(REQUIREMENT): Without the pictures, repeat the listing character for character.

(LISTED ENTRIES):
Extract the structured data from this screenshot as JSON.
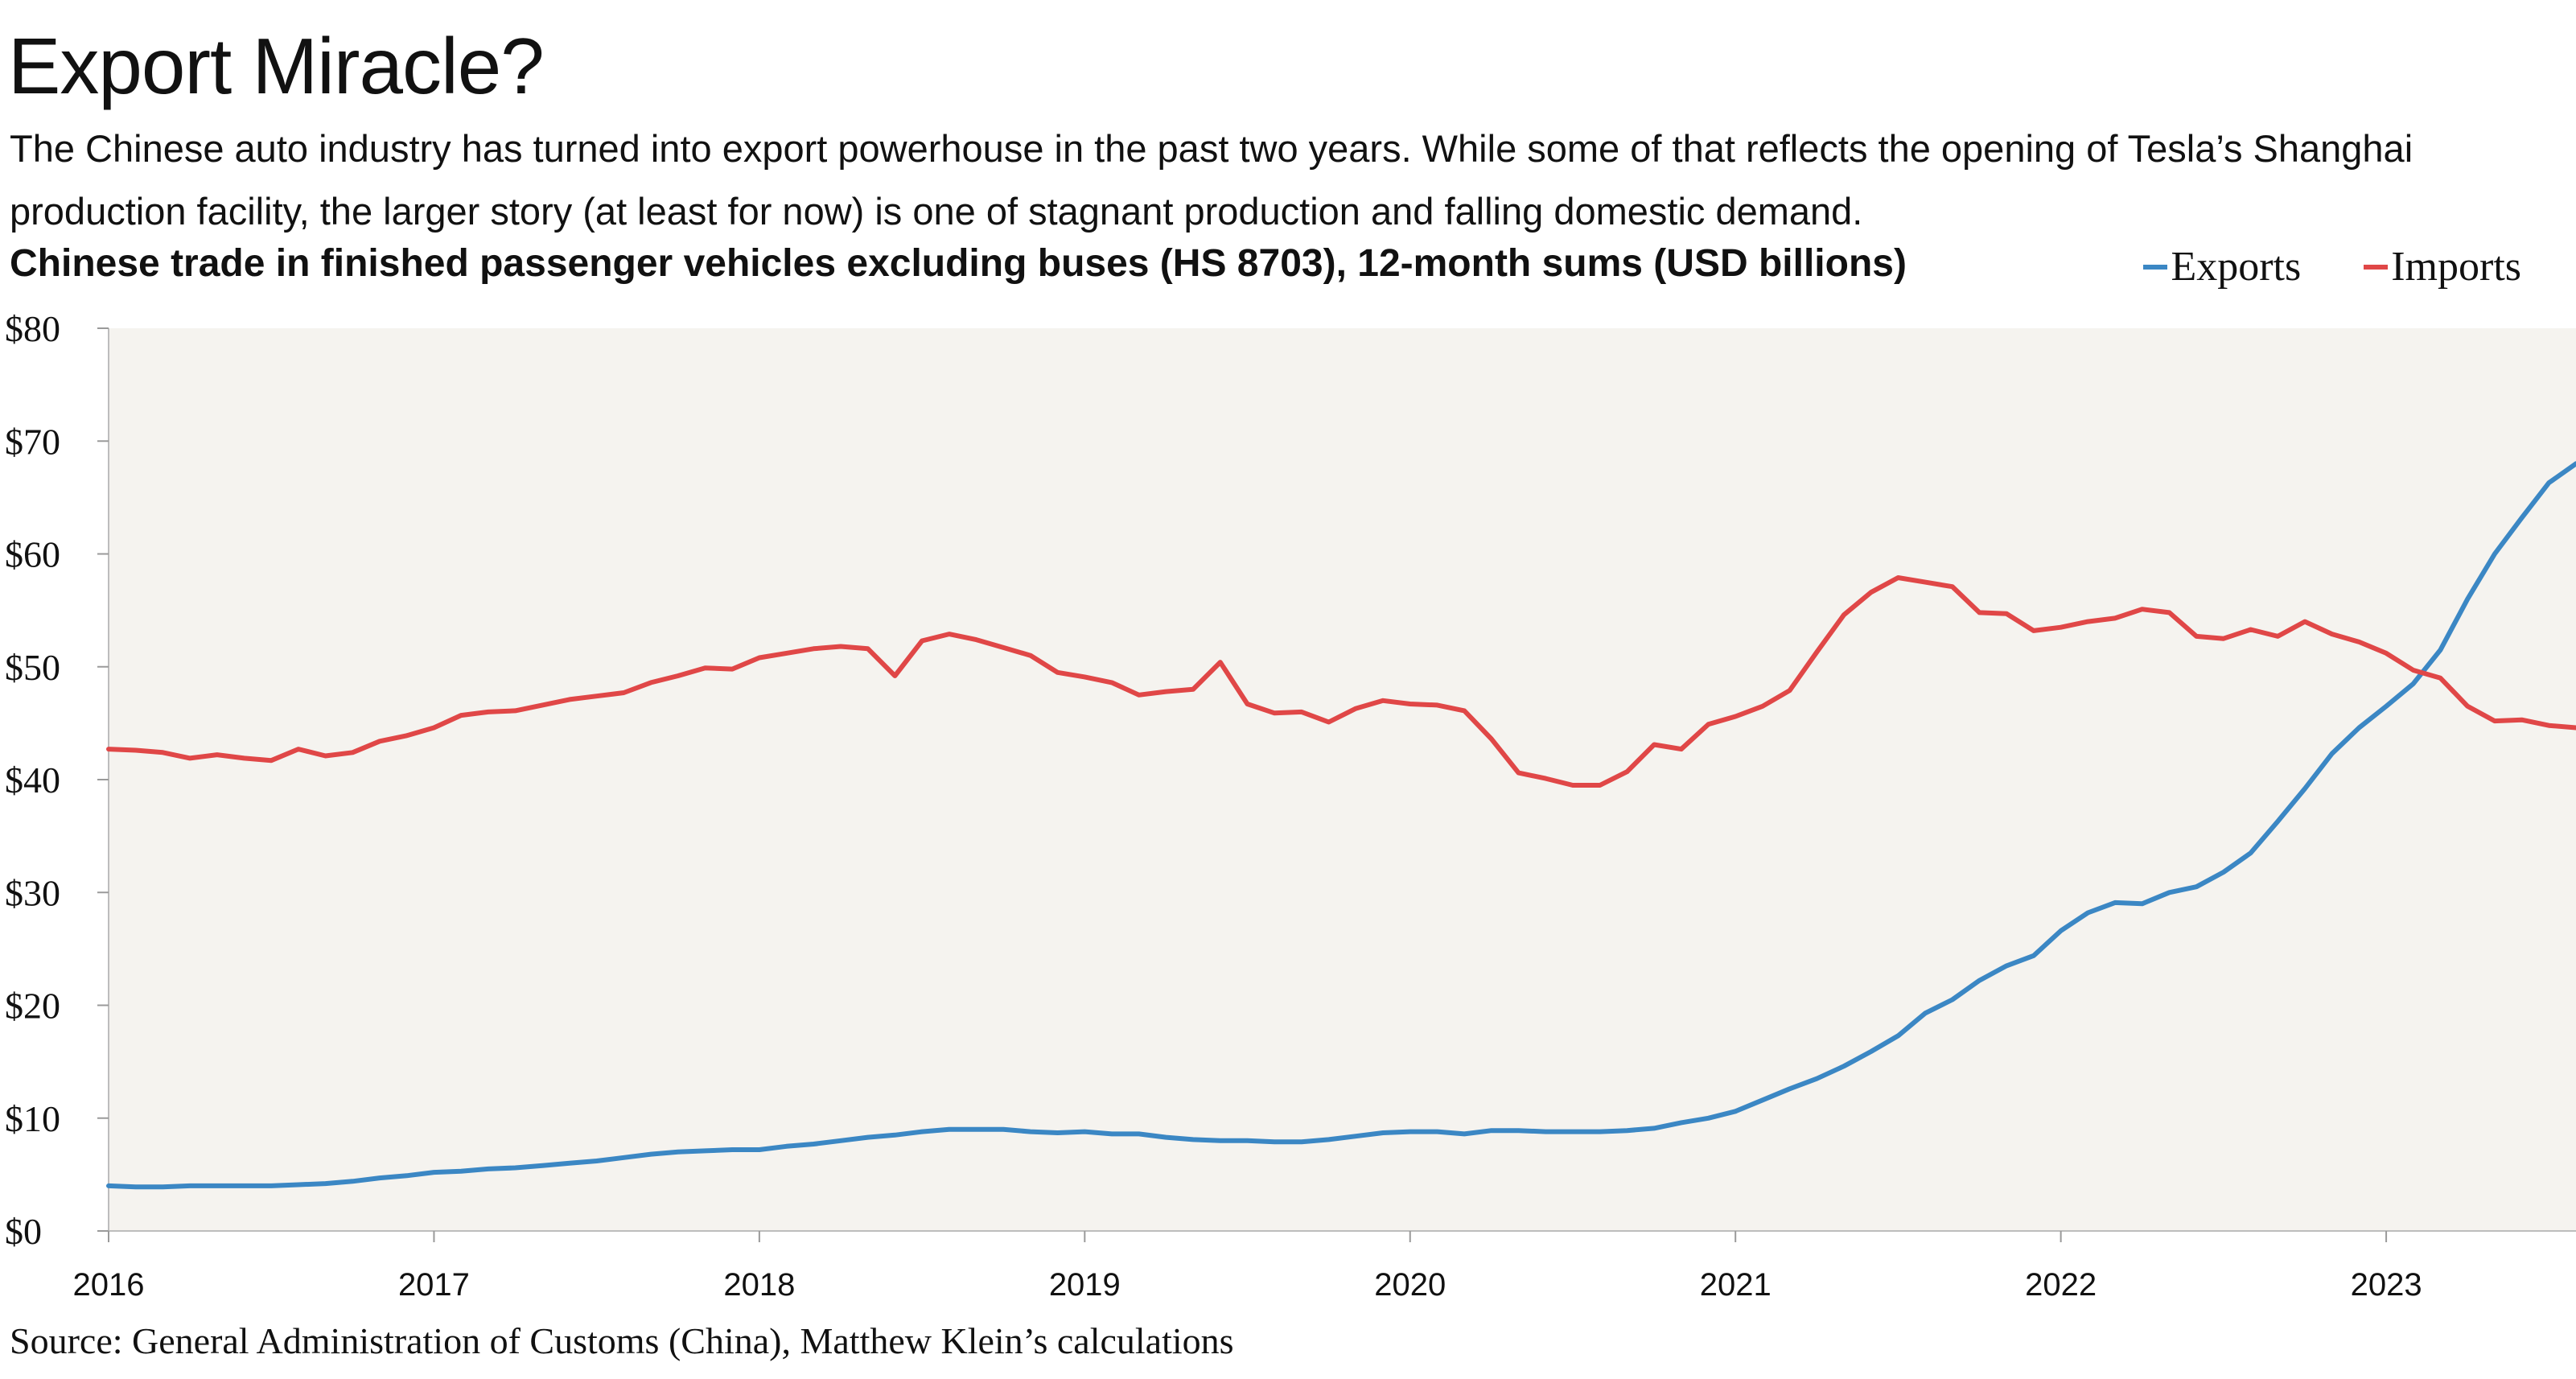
{
  "header": {
    "title": "Export Miracle?",
    "subtitle": "The Chinese auto industry has turned into export powerhouse in the past two years. While some of that reflects the opening of Tesla’s Shanghai production facility, the larger story (at least for now) is one of stagnant production and falling domestic demand."
  },
  "footer": {
    "source": "Source: General Administration of Customs (China), Matthew Klein’s calculations"
  },
  "chart_data": {
    "type": "line",
    "title": "Chinese trade in finished passenger vehicles excluding buses (HS 8703), 12-month sums (USD billions)",
    "xlabel": "",
    "ylabel": "",
    "xlim": [
      "2016-01",
      "2023-08"
    ],
    "ylim": [
      0,
      80
    ],
    "y_ticks": [
      "$0",
      "$10",
      "$20",
      "$30",
      "$40",
      "$50",
      "$60",
      "$70",
      "$80"
    ],
    "x_ticks": [
      "2016",
      "2017",
      "2018",
      "2019",
      "2020",
      "2021",
      "2022",
      "2023"
    ],
    "grid": false,
    "background_color": "#f5f3ef",
    "legend": {
      "placement": "top-right"
    },
    "x": [
      "2016-01",
      "2016-02",
      "2016-03",
      "2016-04",
      "2016-05",
      "2016-06",
      "2016-07",
      "2016-08",
      "2016-09",
      "2016-10",
      "2016-11",
      "2016-12",
      "2017-01",
      "2017-02",
      "2017-03",
      "2017-04",
      "2017-05",
      "2017-06",
      "2017-07",
      "2017-08",
      "2017-09",
      "2017-10",
      "2017-11",
      "2017-12",
      "2018-01",
      "2018-02",
      "2018-03",
      "2018-04",
      "2018-05",
      "2018-06",
      "2018-07",
      "2018-08",
      "2018-09",
      "2018-10",
      "2018-11",
      "2018-12",
      "2019-01",
      "2019-02",
      "2019-03",
      "2019-04",
      "2019-05",
      "2019-06",
      "2019-07",
      "2019-08",
      "2019-09",
      "2019-10",
      "2019-11",
      "2019-12",
      "2020-01",
      "2020-02",
      "2020-03",
      "2020-04",
      "2020-05",
      "2020-06",
      "2020-07",
      "2020-08",
      "2020-09",
      "2020-10",
      "2020-11",
      "2020-12",
      "2021-01",
      "2021-02",
      "2021-03",
      "2021-04",
      "2021-05",
      "2021-06",
      "2021-07",
      "2021-08",
      "2021-09",
      "2021-10",
      "2021-11",
      "2021-12",
      "2022-01",
      "2022-02",
      "2022-03",
      "2022-04",
      "2022-05",
      "2022-06",
      "2022-07",
      "2022-08",
      "2022-09",
      "2022-10",
      "2022-11",
      "2022-12",
      "2023-01",
      "2023-02",
      "2023-03",
      "2023-04",
      "2023-05",
      "2023-06",
      "2023-07",
      "2023-08"
    ],
    "series": [
      {
        "name": "Exports",
        "color": "#3b87c4",
        "values": [
          4.0,
          3.9,
          3.9,
          4.0,
          4.0,
          4.0,
          4.0,
          4.1,
          4.2,
          4.4,
          4.7,
          4.9,
          5.2,
          5.3,
          5.5,
          5.6,
          5.8,
          6.0,
          6.2,
          6.5,
          6.8,
          7.0,
          7.1,
          7.2,
          7.2,
          7.5,
          7.7,
          8.0,
          8.3,
          8.5,
          8.8,
          9.0,
          9.0,
          9.0,
          8.8,
          8.7,
          8.8,
          8.6,
          8.6,
          8.3,
          8.1,
          8.0,
          8.0,
          7.9,
          7.9,
          8.1,
          8.4,
          8.7,
          8.8,
          8.8,
          8.6,
          8.9,
          8.9,
          8.8,
          8.8,
          8.8,
          8.9,
          9.1,
          9.6,
          10.0,
          10.6,
          11.6,
          12.6,
          13.5,
          14.6,
          15.9,
          17.3,
          19.3,
          20.5,
          22.2,
          23.5,
          24.4,
          26.6,
          28.2,
          29.1,
          29.0,
          30.0,
          30.5,
          31.8,
          33.5,
          36.3,
          39.2,
          42.3,
          44.6,
          46.5,
          48.5,
          51.5,
          56.0,
          60.0,
          63.2,
          66.3,
          68.0
        ]
      },
      {
        "name": "Imports",
        "color": "#e04747",
        "values": [
          42.7,
          42.6,
          42.4,
          41.9,
          42.2,
          41.9,
          41.7,
          42.7,
          42.1,
          42.4,
          43.4,
          43.9,
          44.6,
          45.7,
          46.0,
          46.1,
          46.6,
          47.1,
          47.4,
          47.7,
          48.6,
          49.2,
          49.9,
          49.8,
          50.8,
          51.2,
          51.6,
          51.8,
          51.6,
          49.2,
          52.3,
          52.9,
          52.4,
          51.7,
          51.0,
          49.5,
          49.1,
          48.6,
          47.5,
          47.8,
          48.0,
          50.4,
          46.7,
          45.9,
          46.0,
          45.1,
          46.3,
          47.0,
          46.7,
          46.6,
          46.1,
          43.6,
          40.6,
          40.1,
          39.5,
          39.5,
          40.7,
          43.1,
          42.7,
          44.9,
          45.6,
          46.5,
          47.9,
          51.3,
          54.6,
          56.6,
          57.9,
          57.5,
          57.1,
          54.8,
          54.7,
          53.2,
          53.5,
          54.0,
          54.3,
          55.1,
          54.8,
          52.7,
          52.5,
          53.3,
          52.7,
          54.0,
          52.9,
          52.2,
          51.2,
          49.7,
          49.0,
          46.5,
          45.2,
          45.3,
          44.8,
          44.6
        ]
      }
    ]
  }
}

(FULL OUTPUT):
Extract the structured data from this screenshot as JSON.
{
  "header": {
    "title": "Export Miracle?",
    "subtitle": "The Chinese auto industry has turned into export powerhouse in the past two years. While some of that reflects the opening of Tesla’s Shanghai production facility, the larger story (at least for now) is one of stagnant production and falling domestic demand."
  },
  "footer": {
    "source": "Source: General Administration of Customs (China), Matthew Klein’s calculations"
  },
  "chart_data": {
    "type": "line",
    "title": "Chinese trade in finished passenger vehicles excluding buses (HS 8703), 12-month sums (USD billions)",
    "xlabel": "",
    "ylabel": "",
    "xlim": [
      "2016-01",
      "2023-08"
    ],
    "ylim": [
      0,
      80
    ],
    "y_ticks": [
      "$0",
      "$10",
      "$20",
      "$30",
      "$40",
      "$50",
      "$60",
      "$70",
      "$80"
    ],
    "x_ticks": [
      "2016",
      "2017",
      "2018",
      "2019",
      "2020",
      "2021",
      "2022",
      "2023"
    ],
    "grid": false,
    "background_color": "#f5f3ef",
    "legend": {
      "placement": "top-right"
    },
    "x": [
      "2016-01",
      "2016-02",
      "2016-03",
      "2016-04",
      "2016-05",
      "2016-06",
      "2016-07",
      "2016-08",
      "2016-09",
      "2016-10",
      "2016-11",
      "2016-12",
      "2017-01",
      "2017-02",
      "2017-03",
      "2017-04",
      "2017-05",
      "2017-06",
      "2017-07",
      "2017-08",
      "2017-09",
      "2017-10",
      "2017-11",
      "2017-12",
      "2018-01",
      "2018-02",
      "2018-03",
      "2018-04",
      "2018-05",
      "2018-06",
      "2018-07",
      "2018-08",
      "2018-09",
      "2018-10",
      "2018-11",
      "2018-12",
      "2019-01",
      "2019-02",
      "2019-03",
      "2019-04",
      "2019-05",
      "2019-06",
      "2019-07",
      "2019-08",
      "2019-09",
      "2019-10",
      "2019-11",
      "2019-12",
      "2020-01",
      "2020-02",
      "2020-03",
      "2020-04",
      "2020-05",
      "2020-06",
      "2020-07",
      "2020-08",
      "2020-09",
      "2020-10",
      "2020-11",
      "2020-12",
      "2021-01",
      "2021-02",
      "2021-03",
      "2021-04",
      "2021-05",
      "2021-06",
      "2021-07",
      "2021-08",
      "2021-09",
      "2021-10",
      "2021-11",
      "2021-12",
      "2022-01",
      "2022-02",
      "2022-03",
      "2022-04",
      "2022-05",
      "2022-06",
      "2022-07",
      "2022-08",
      "2022-09",
      "2022-10",
      "2022-11",
      "2022-12",
      "2023-01",
      "2023-02",
      "2023-03",
      "2023-04",
      "2023-05",
      "2023-06",
      "2023-07",
      "2023-08"
    ],
    "series": [
      {
        "name": "Exports",
        "color": "#3b87c4",
        "values": [
          4.0,
          3.9,
          3.9,
          4.0,
          4.0,
          4.0,
          4.0,
          4.1,
          4.2,
          4.4,
          4.7,
          4.9,
          5.2,
          5.3,
          5.5,
          5.6,
          5.8,
          6.0,
          6.2,
          6.5,
          6.8,
          7.0,
          7.1,
          7.2,
          7.2,
          7.5,
          7.7,
          8.0,
          8.3,
          8.5,
          8.8,
          9.0,
          9.0,
          9.0,
          8.8,
          8.7,
          8.8,
          8.6,
          8.6,
          8.3,
          8.1,
          8.0,
          8.0,
          7.9,
          7.9,
          8.1,
          8.4,
          8.7,
          8.8,
          8.8,
          8.6,
          8.9,
          8.9,
          8.8,
          8.8,
          8.8,
          8.9,
          9.1,
          9.6,
          10.0,
          10.6,
          11.6,
          12.6,
          13.5,
          14.6,
          15.9,
          17.3,
          19.3,
          20.5,
          22.2,
          23.5,
          24.4,
          26.6,
          28.2,
          29.1,
          29.0,
          30.0,
          30.5,
          31.8,
          33.5,
          36.3,
          39.2,
          42.3,
          44.6,
          46.5,
          48.5,
          51.5,
          56.0,
          60.0,
          63.2,
          66.3,
          68.0
        ]
      },
      {
        "name": "Imports",
        "color": "#e04747",
        "values": [
          42.7,
          42.6,
          42.4,
          41.9,
          42.2,
          41.9,
          41.7,
          42.7,
          42.1,
          42.4,
          43.4,
          43.9,
          44.6,
          45.7,
          46.0,
          46.1,
          46.6,
          47.1,
          47.4,
          47.7,
          48.6,
          49.2,
          49.9,
          49.8,
          50.8,
          51.2,
          51.6,
          51.8,
          51.6,
          49.2,
          52.3,
          52.9,
          52.4,
          51.7,
          51.0,
          49.5,
          49.1,
          48.6,
          47.5,
          47.8,
          48.0,
          50.4,
          46.7,
          45.9,
          46.0,
          45.1,
          46.3,
          47.0,
          46.7,
          46.6,
          46.1,
          43.6,
          40.6,
          40.1,
          39.5,
          39.5,
          40.7,
          43.1,
          42.7,
          44.9,
          45.6,
          46.5,
          47.9,
          51.3,
          54.6,
          56.6,
          57.9,
          57.5,
          57.1,
          54.8,
          54.7,
          53.2,
          53.5,
          54.0,
          54.3,
          55.1,
          54.8,
          52.7,
          52.5,
          53.3,
          52.7,
          54.0,
          52.9,
          52.2,
          51.2,
          49.7,
          49.0,
          46.5,
          45.2,
          45.3,
          44.8,
          44.6
        ]
      }
    ]
  }
}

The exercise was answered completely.